** Start of MATERIAL FOR THIS TASK **
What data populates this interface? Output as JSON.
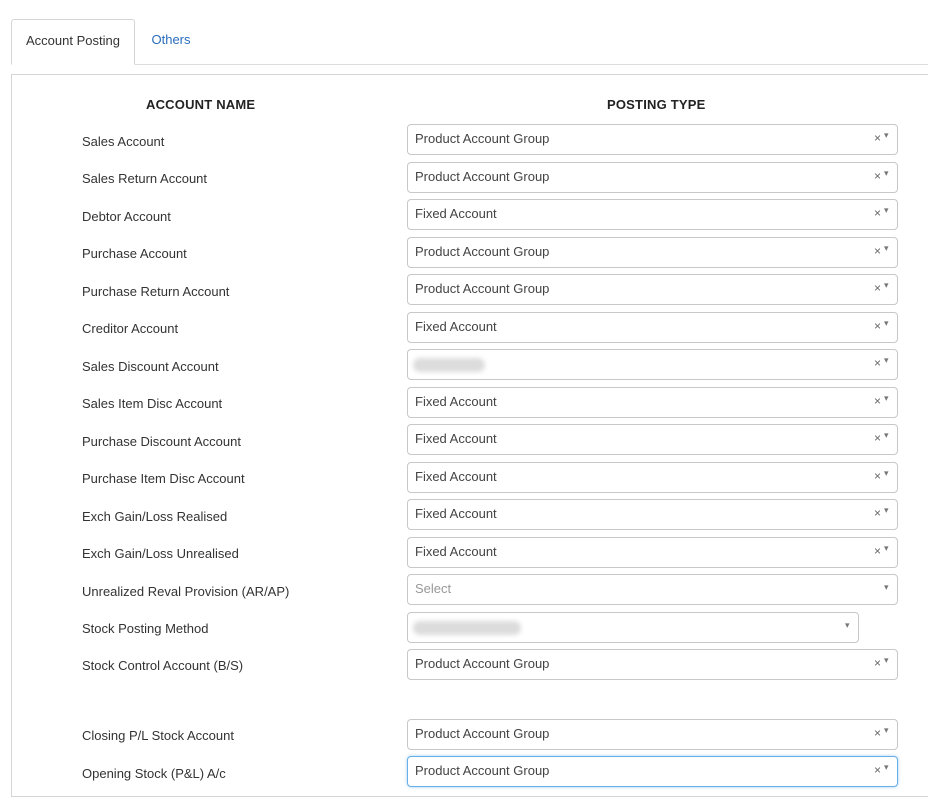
{
  "tabs": [
    {
      "label": "Account Posting",
      "active": true
    },
    {
      "label": "Others",
      "active": false
    }
  ],
  "columns": {
    "account_name": "ACCOUNT NAME",
    "posting_type": "POSTING TYPE"
  },
  "rows": [
    {
      "label": "Sales Account",
      "value": "Product Account Group"
    },
    {
      "label": "Sales Return Account",
      "value": "Product Account Group"
    },
    {
      "label": "Debtor Account",
      "value": "Fixed Account"
    },
    {
      "label": "Purchase Account",
      "value": "Product Account Group"
    },
    {
      "label": "Purchase Return Account",
      "value": "Product Account Group"
    },
    {
      "label": "Creditor Account",
      "value": "Fixed Account"
    },
    {
      "label": "Sales Discount Account",
      "value": ""
    },
    {
      "label": "Sales Item Disc Account",
      "value": "Fixed Account"
    },
    {
      "label": "Purchase Discount Account",
      "value": "Fixed Account"
    },
    {
      "label": "Purchase Item Disc Account",
      "value": "Fixed Account"
    },
    {
      "label": "Exch Gain/Loss Realised",
      "value": "Fixed Account"
    },
    {
      "label": "Exch Gain/Loss Unrealised",
      "value": "Fixed Account"
    },
    {
      "label": "Unrealized Reval Provision (AR/AP)",
      "placeholder": "Select"
    },
    {
      "label": "Stock Posting Method",
      "value": ""
    },
    {
      "label": "Stock Control Account (B/S)",
      "value": "Product Account Group"
    },
    {
      "label": "Closing P/L Stock Account",
      "value": "Product Account Group"
    },
    {
      "label": "Opening Stock (P&L) A/c",
      "value": "Product Account Group"
    }
  ],
  "icons": {
    "clear": "clear-x-icon",
    "caret": "caret-down-icon"
  },
  "colors": {
    "tab_link": "#2a6ebb",
    "focus_border": "#66afe9"
  }
}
** End of MATERIAL FOR THIS TASK **
Reply with only the number of lines in the material above where the string "Sales" appears.

4